───── Data supplied
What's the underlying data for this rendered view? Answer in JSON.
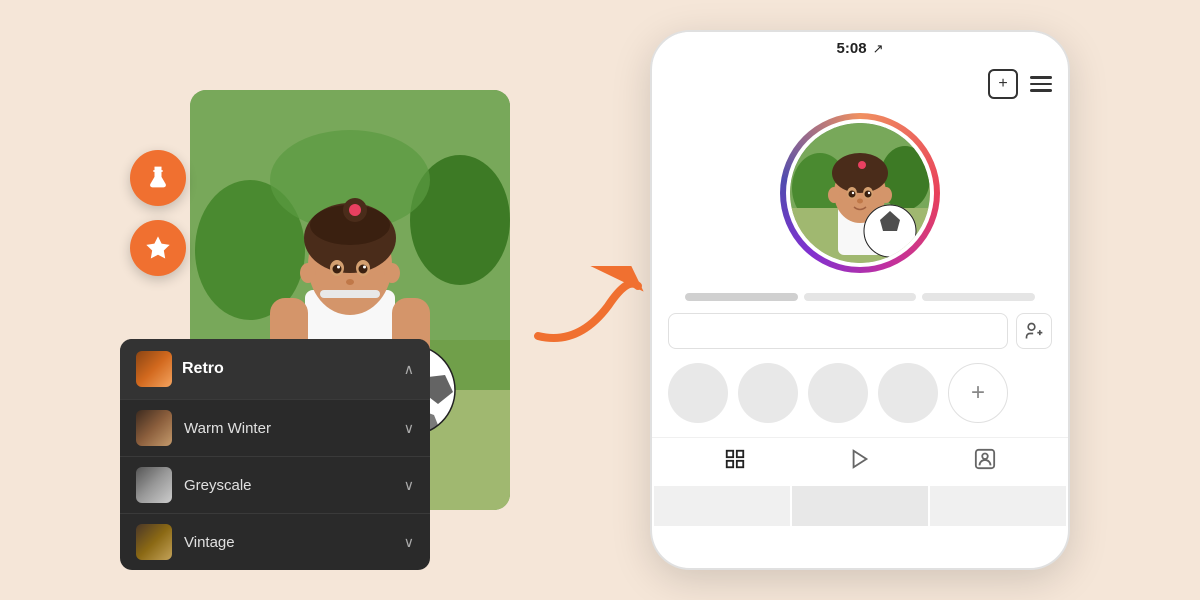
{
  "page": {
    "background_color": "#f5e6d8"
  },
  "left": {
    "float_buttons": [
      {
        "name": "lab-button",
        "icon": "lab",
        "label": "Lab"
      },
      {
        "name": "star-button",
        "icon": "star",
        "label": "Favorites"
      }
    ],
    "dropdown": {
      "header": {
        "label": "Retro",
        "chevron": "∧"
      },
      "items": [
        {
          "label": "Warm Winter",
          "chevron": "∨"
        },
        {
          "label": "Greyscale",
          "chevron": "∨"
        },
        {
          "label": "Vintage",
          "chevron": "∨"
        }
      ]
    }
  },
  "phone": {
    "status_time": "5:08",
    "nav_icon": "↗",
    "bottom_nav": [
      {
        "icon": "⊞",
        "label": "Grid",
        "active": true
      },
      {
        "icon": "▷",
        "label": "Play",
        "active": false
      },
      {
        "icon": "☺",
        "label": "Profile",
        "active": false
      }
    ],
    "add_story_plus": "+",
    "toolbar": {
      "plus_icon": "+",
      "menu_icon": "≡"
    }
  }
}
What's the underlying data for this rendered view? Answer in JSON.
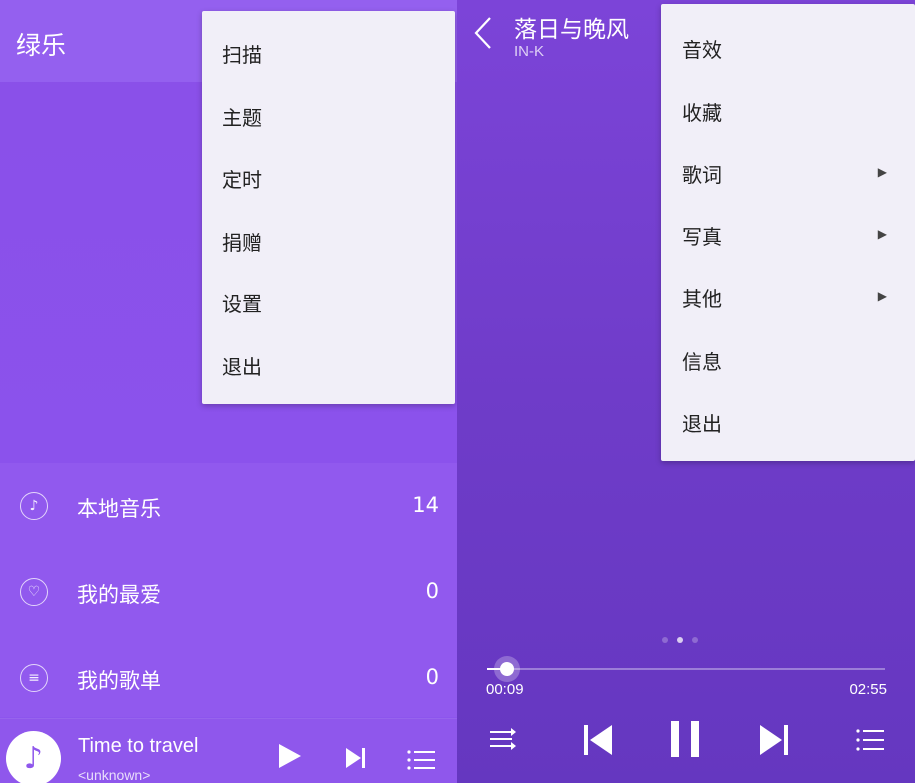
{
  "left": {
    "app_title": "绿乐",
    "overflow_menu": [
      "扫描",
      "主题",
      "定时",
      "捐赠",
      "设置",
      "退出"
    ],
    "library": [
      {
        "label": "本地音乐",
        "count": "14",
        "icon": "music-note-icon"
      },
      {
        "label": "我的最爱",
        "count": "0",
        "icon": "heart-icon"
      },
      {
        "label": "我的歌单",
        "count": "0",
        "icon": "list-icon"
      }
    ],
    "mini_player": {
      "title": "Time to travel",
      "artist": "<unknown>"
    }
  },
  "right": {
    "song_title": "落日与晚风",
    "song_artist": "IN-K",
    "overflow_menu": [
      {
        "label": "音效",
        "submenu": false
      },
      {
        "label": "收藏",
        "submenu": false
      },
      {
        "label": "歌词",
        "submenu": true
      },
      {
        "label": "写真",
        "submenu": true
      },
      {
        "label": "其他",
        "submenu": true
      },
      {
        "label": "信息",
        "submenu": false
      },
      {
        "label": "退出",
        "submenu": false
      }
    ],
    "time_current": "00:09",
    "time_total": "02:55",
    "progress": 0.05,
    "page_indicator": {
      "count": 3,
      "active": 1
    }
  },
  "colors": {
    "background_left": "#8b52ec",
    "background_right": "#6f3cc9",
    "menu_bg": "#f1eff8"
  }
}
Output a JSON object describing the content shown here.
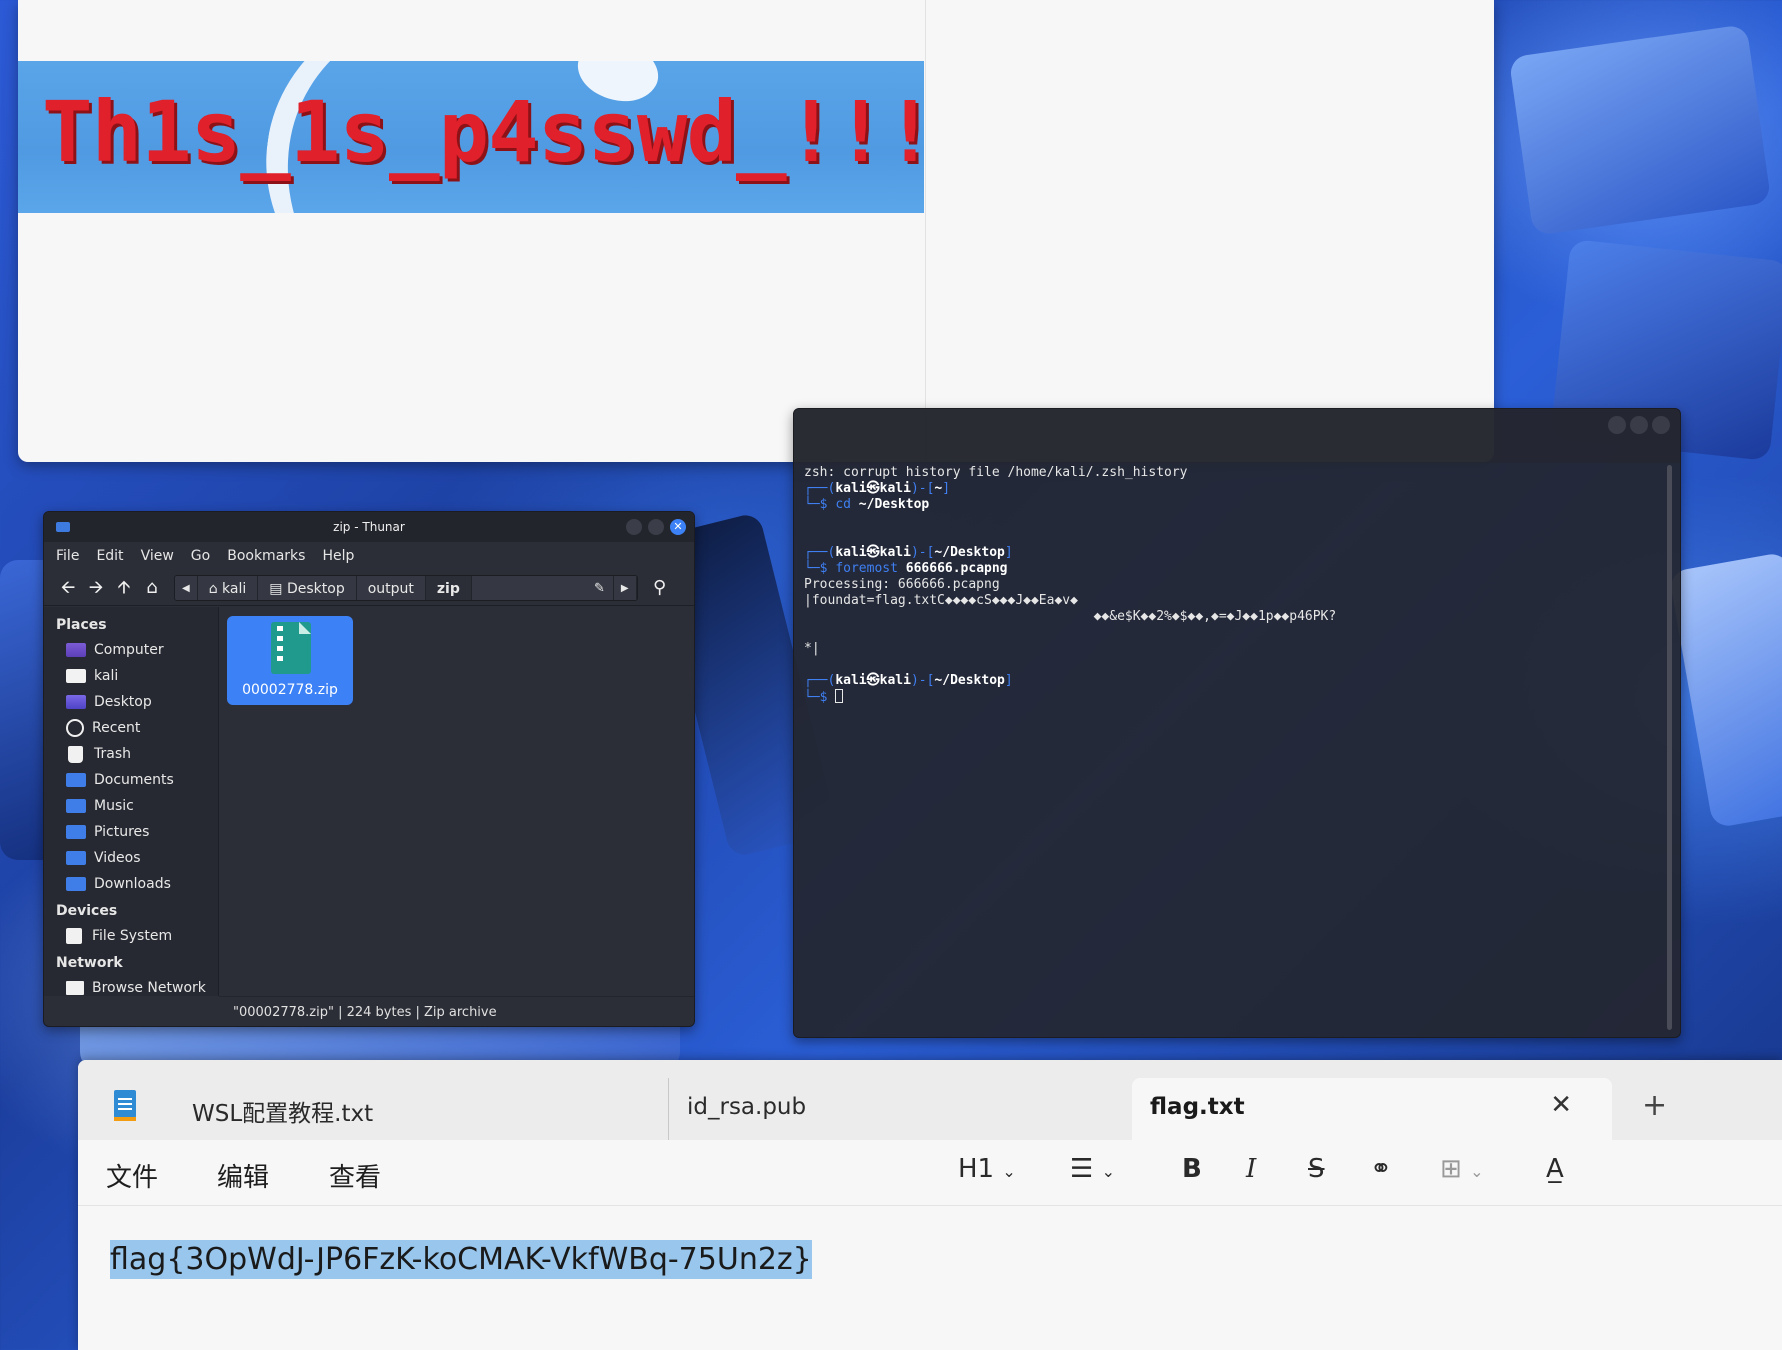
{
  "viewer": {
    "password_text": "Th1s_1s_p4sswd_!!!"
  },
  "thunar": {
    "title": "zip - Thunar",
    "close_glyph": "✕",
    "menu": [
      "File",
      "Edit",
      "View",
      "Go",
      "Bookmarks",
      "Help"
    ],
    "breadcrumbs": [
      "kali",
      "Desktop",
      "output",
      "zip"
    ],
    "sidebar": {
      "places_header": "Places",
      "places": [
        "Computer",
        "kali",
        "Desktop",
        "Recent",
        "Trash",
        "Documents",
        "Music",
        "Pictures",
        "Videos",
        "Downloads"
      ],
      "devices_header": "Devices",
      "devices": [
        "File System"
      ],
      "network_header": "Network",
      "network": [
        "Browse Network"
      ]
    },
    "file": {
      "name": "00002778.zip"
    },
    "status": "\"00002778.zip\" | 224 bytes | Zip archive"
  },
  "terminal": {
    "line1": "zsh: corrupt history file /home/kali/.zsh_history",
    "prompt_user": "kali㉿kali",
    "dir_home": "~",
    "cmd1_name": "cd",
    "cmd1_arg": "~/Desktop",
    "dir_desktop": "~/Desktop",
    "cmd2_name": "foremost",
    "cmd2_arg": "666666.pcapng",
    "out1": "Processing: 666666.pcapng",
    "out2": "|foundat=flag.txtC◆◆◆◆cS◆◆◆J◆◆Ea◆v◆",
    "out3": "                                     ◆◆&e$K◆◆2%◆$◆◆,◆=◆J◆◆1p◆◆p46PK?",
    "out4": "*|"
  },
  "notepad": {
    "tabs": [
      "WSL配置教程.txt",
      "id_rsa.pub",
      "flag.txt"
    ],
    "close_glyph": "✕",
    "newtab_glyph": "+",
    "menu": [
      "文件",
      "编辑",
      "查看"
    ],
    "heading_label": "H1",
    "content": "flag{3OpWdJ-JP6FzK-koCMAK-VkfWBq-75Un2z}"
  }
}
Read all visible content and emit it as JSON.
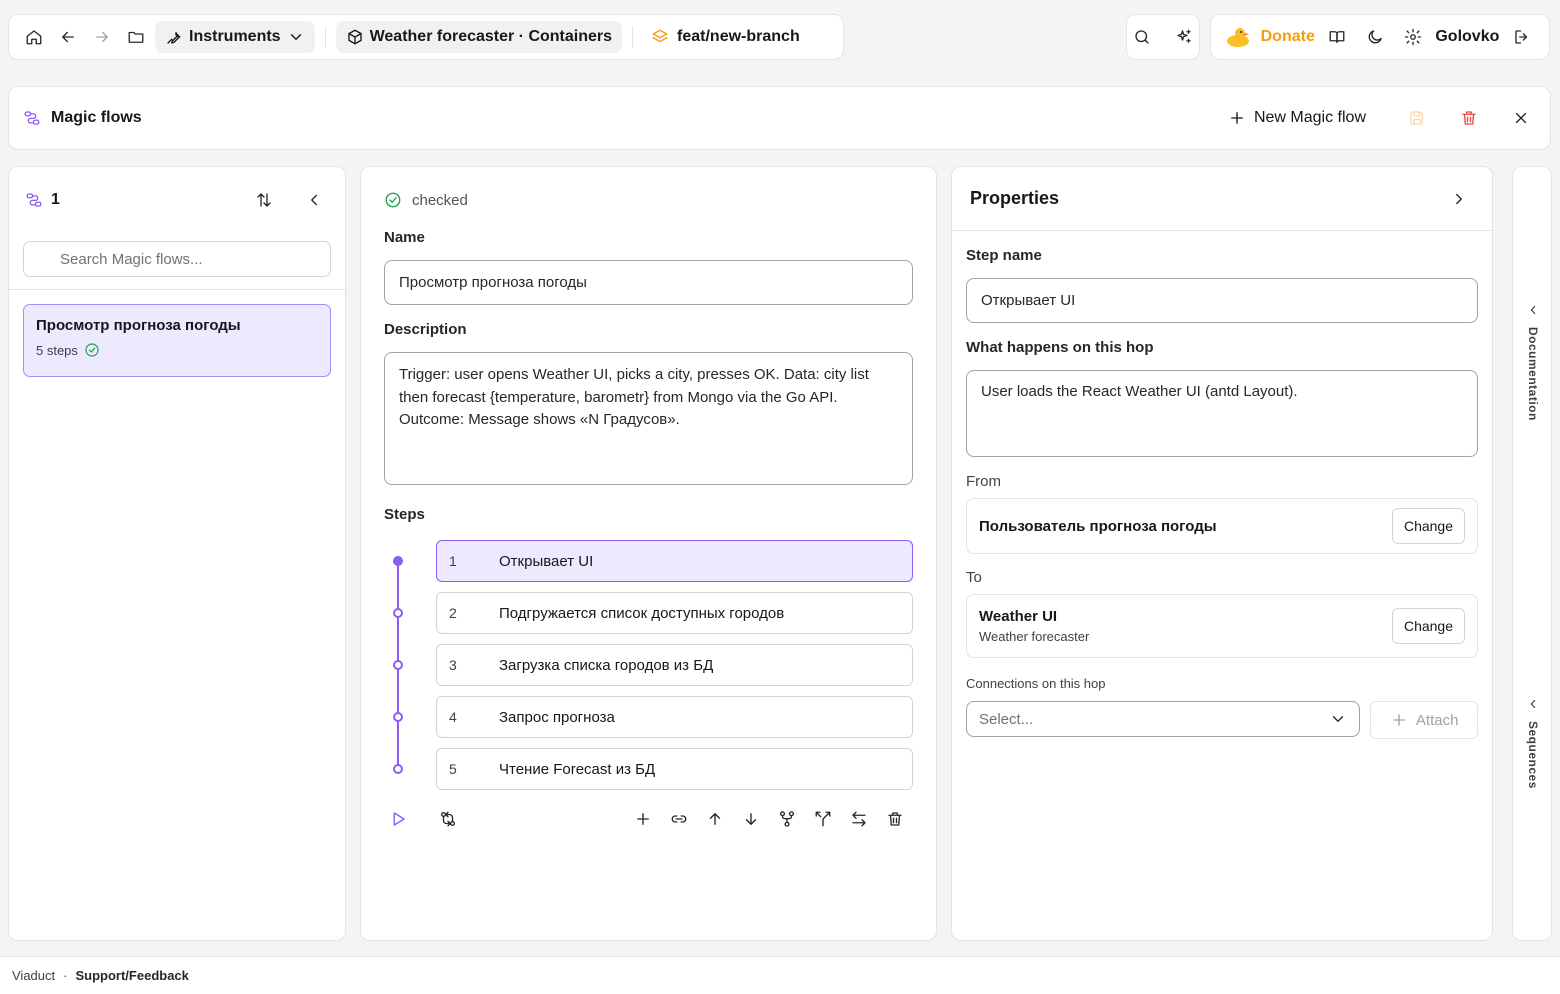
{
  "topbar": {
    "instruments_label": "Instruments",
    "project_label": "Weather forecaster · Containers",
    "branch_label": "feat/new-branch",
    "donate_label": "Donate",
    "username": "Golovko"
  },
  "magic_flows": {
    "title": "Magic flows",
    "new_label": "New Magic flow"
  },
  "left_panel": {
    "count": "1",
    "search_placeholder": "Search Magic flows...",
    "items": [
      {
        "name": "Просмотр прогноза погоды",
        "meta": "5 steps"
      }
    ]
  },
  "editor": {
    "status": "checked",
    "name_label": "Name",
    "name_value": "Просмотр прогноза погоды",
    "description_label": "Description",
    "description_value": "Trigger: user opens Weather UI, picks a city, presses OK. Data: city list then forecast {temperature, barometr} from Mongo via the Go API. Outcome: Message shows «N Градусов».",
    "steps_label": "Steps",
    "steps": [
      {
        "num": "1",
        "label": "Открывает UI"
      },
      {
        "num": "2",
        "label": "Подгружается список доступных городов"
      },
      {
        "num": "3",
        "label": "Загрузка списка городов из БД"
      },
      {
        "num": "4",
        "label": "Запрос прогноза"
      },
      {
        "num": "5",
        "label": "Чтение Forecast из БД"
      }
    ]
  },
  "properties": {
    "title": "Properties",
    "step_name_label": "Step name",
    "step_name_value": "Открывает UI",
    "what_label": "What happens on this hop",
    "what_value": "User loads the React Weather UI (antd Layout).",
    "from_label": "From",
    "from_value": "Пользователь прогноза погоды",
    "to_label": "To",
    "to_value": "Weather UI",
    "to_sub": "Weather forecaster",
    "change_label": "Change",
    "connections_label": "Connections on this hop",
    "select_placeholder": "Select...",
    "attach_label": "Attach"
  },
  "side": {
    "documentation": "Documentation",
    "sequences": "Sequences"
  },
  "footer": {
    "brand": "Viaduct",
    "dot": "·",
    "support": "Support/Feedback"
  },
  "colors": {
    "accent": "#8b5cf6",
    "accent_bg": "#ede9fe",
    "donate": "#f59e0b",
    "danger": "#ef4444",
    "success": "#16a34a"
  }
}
──────────
**Challenge:**
Write out the listing above again, exactly, but with no pictures in the copy.

**Finished exercise:**
What's the underlying data for this rendered view? Answer in JSON.
{
  "page": {
    "background_color": "#f5e6d8"
  },
  "left": {
    "float_buttons": [
      {
        "name": "lab-button",
        "icon": "lab",
        "label": "Lab"
      },
      {
        "name": "star-button",
        "icon": "star",
        "label": "Favorites"
      }
    ],
    "dropdown": {
      "header": {
        "label": "Retro",
        "chevron": "∧"
      },
      "items": [
        {
          "label": "Warm Winter",
          "chevron": "∨"
        },
        {
          "label": "Greyscale",
          "chevron": "∨"
        },
        {
          "label": "Vintage",
          "chevron": "∨"
        }
      ]
    }
  },
  "phone": {
    "status_time": "5:08",
    "nav_icon": "↗",
    "bottom_nav": [
      {
        "icon": "⊞",
        "label": "Grid",
        "active": true
      },
      {
        "icon": "▷",
        "label": "Play",
        "active": false
      },
      {
        "icon": "☺",
        "label": "Profile",
        "active": false
      }
    ],
    "add_story_plus": "+",
    "toolbar": {
      "plus_icon": "+",
      "menu_icon": "≡"
    }
  }
}
What's the underlying data for this rendered view? Answer in JSON.
{
  "left": {
    "app_title": "绿乐",
    "overflow_menu": [
      "扫描",
      "主题",
      "定时",
      "捐赠",
      "设置",
      "退出"
    ],
    "library": [
      {
        "label": "本地音乐",
        "count": "14",
        "icon": "music-note-icon"
      },
      {
        "label": "我的最爱",
        "count": "0",
        "icon": "heart-icon"
      },
      {
        "label": "我的歌单",
        "count": "0",
        "icon": "list-icon"
      }
    ],
    "mini_player": {
      "title": "Time to travel",
      "artist": "<unknown>"
    }
  },
  "right": {
    "song_title": "落日与晚风",
    "song_artist": "IN-K",
    "overflow_menu": [
      {
        "label": "音效",
        "submenu": false
      },
      {
        "label": "收藏",
        "submenu": false
      },
      {
        "label": "歌词",
        "submenu": true
      },
      {
        "label": "写真",
        "submenu": true
      },
      {
        "label": "其他",
        "submenu": true
      },
      {
        "label": "信息",
        "submenu": false
      },
      {
        "label": "退出",
        "submenu": false
      }
    ],
    "time_current": "00:09",
    "time_total": "02:55",
    "progress": 0.05,
    "page_indicator": {
      "count": 3,
      "active": 1
    }
  },
  "colors": {
    "background_left": "#8b52ec",
    "background_right": "#6f3cc9",
    "menu_bg": "#f1eff8"
  }
}
Output a JSON object describing the content shown here.
{
  "viewer": {
    "password_text": "Th1s_1s_p4sswd_!!!"
  },
  "thunar": {
    "title": "zip - Thunar",
    "close_glyph": "✕",
    "menu": [
      "File",
      "Edit",
      "View",
      "Go",
      "Bookmarks",
      "Help"
    ],
    "breadcrumbs": [
      "kali",
      "Desktop",
      "output",
      "zip"
    ],
    "sidebar": {
      "places_header": "Places",
      "places": [
        "Computer",
        "kali",
        "Desktop",
        "Recent",
        "Trash",
        "Documents",
        "Music",
        "Pictures",
        "Videos",
        "Downloads"
      ],
      "devices_header": "Devices",
      "devices": [
        "File System"
      ],
      "network_header": "Network",
      "network": [
        "Browse Network"
      ]
    },
    "file": {
      "name": "00002778.zip"
    },
    "status": "\"00002778.zip\" | 224 bytes | Zip archive"
  },
  "terminal": {
    "line1": "zsh: corrupt history file /home/kali/.zsh_history",
    "prompt_user": "kali㉿kali",
    "dir_home": "~",
    "cmd1_name": "cd",
    "cmd1_arg": "~/Desktop",
    "dir_desktop": "~/Desktop",
    "cmd2_name": "foremost",
    "cmd2_arg": "666666.pcapng",
    "out1": "Processing: 666666.pcapng",
    "out2": "|foundat=flag.txtC◆◆◆◆cS◆◆◆J◆◆Ea◆v◆",
    "out3": "                                     ◆◆&e$K◆◆2%◆$◆◆,◆=◆J◆◆1p◆◆p46PK?",
    "out4": "*|"
  },
  "notepad": {
    "tabs": [
      "WSL配置教程.txt",
      "id_rsa.pub",
      "flag.txt"
    ],
    "close_glyph": "✕",
    "newtab_glyph": "+",
    "menu": [
      "文件",
      "编辑",
      "查看"
    ],
    "heading_label": "H1",
    "content": "flag{3OpWdJ-JP6FzK-koCMAK-VkfWBq-75Un2z}"
  }
}
Read all visible content and emit it as JSON.
{
  "topbar": {
    "instruments_label": "Instruments",
    "project_label": "Weather forecaster · Containers",
    "branch_label": "feat/new-branch",
    "donate_label": "Donate",
    "username": "Golovko"
  },
  "magic_flows": {
    "title": "Magic flows",
    "new_label": "New Magic flow"
  },
  "left_panel": {
    "count": "1",
    "search_placeholder": "Search Magic flows...",
    "items": [
      {
        "name": "Просмотр прогноза погоды",
        "meta": "5 steps"
      }
    ]
  },
  "editor": {
    "status": "checked",
    "name_label": "Name",
    "name_value": "Просмотр прогноза погоды",
    "description_label": "Description",
    "description_value": "Trigger: user opens Weather UI, picks a city, presses OK. Data: city list then forecast {temperature, barometr} from Mongo via the Go API. Outcome: Message shows «N Градусов».",
    "steps_label": "Steps",
    "steps": [
      {
        "num": "1",
        "label": "Открывает UI"
      },
      {
        "num": "2",
        "label": "Подгружается список доступных городов"
      },
      {
        "num": "3",
        "label": "Загрузка списка городов из БД"
      },
      {
        "num": "4",
        "label": "Запрос прогноза"
      },
      {
        "num": "5",
        "label": "Чтение Forecast из БД"
      }
    ]
  },
  "properties": {
    "title": "Properties",
    "step_name_label": "Step name",
    "step_name_value": "Открывает UI",
    "what_label": "What happens on this hop",
    "what_value": "User loads the React Weather UI (antd Layout).",
    "from_label": "From",
    "from_value": "Пользователь прогноза погоды",
    "to_label": "To",
    "to_value": "Weather UI",
    "to_sub": "Weather forecaster",
    "change_label": "Change",
    "connections_label": "Connections on this hop",
    "select_placeholder": "Select...",
    "attach_label": "Attach"
  },
  "side": {
    "documentation": "Documentation",
    "sequences": "Sequences"
  },
  "footer": {
    "brand": "Viaduct",
    "dot": "·",
    "support": "Support/Feedback"
  },
  "colors": {
    "accent": "#8b5cf6",
    "accent_bg": "#ede9fe",
    "donate": "#f59e0b",
    "danger": "#ef4444",
    "success": "#16a34a"
  }
}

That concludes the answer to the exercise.